+++ Records shown

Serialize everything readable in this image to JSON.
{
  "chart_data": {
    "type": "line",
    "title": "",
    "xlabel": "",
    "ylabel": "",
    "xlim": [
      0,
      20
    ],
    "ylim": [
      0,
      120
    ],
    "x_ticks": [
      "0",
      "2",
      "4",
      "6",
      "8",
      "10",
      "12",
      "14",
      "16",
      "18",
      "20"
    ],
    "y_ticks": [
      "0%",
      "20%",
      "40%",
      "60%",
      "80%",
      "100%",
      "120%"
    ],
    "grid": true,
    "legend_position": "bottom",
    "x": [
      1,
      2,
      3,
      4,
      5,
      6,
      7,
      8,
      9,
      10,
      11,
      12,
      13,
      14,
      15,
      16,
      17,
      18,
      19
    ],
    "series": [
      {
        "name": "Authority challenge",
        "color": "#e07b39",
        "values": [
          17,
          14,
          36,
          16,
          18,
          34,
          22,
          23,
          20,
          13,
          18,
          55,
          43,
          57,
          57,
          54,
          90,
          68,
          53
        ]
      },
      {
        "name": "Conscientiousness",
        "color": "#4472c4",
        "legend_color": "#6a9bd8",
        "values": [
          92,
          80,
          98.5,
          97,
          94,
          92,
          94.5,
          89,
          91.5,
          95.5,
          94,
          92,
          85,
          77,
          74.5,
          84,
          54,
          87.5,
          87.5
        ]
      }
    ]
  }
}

++++++

Using the data above, output each line exactly.

- Exercise result
Serialize everything readable in this image to JSON.
{
  "chart_data": {
    "type": "line",
    "title": "",
    "xlabel": "",
    "ylabel": "",
    "xlim": [
      0,
      20
    ],
    "ylim": [
      0,
      120
    ],
    "x_ticks": [
      "0",
      "2",
      "4",
      "6",
      "8",
      "10",
      "12",
      "14",
      "16",
      "18",
      "20"
    ],
    "y_ticks": [
      "0%",
      "20%",
      "40%",
      "60%",
      "80%",
      "100%",
      "120%"
    ],
    "grid": true,
    "legend_position": "bottom",
    "x": [
      1,
      2,
      3,
      4,
      5,
      6,
      7,
      8,
      9,
      10,
      11,
      12,
      13,
      14,
      15,
      16,
      17,
      18,
      19
    ],
    "series": [
      {
        "name": "Authority challenge",
        "color": "#e07b39",
        "values": [
          17,
          14,
          36,
          16,
          18,
          34,
          22,
          23,
          20,
          13,
          18,
          55,
          43,
          57,
          57,
          54,
          90,
          68,
          53
        ]
      },
      {
        "name": "Conscientiousness",
        "color": "#4472c4",
        "legend_color": "#6a9bd8",
        "values": [
          92,
          80,
          98.5,
          97,
          94,
          92,
          94.5,
          89,
          91.5,
          95.5,
          94,
          92,
          85,
          77,
          74.5,
          84,
          54,
          87.5,
          87.5
        ]
      }
    ]
  }
}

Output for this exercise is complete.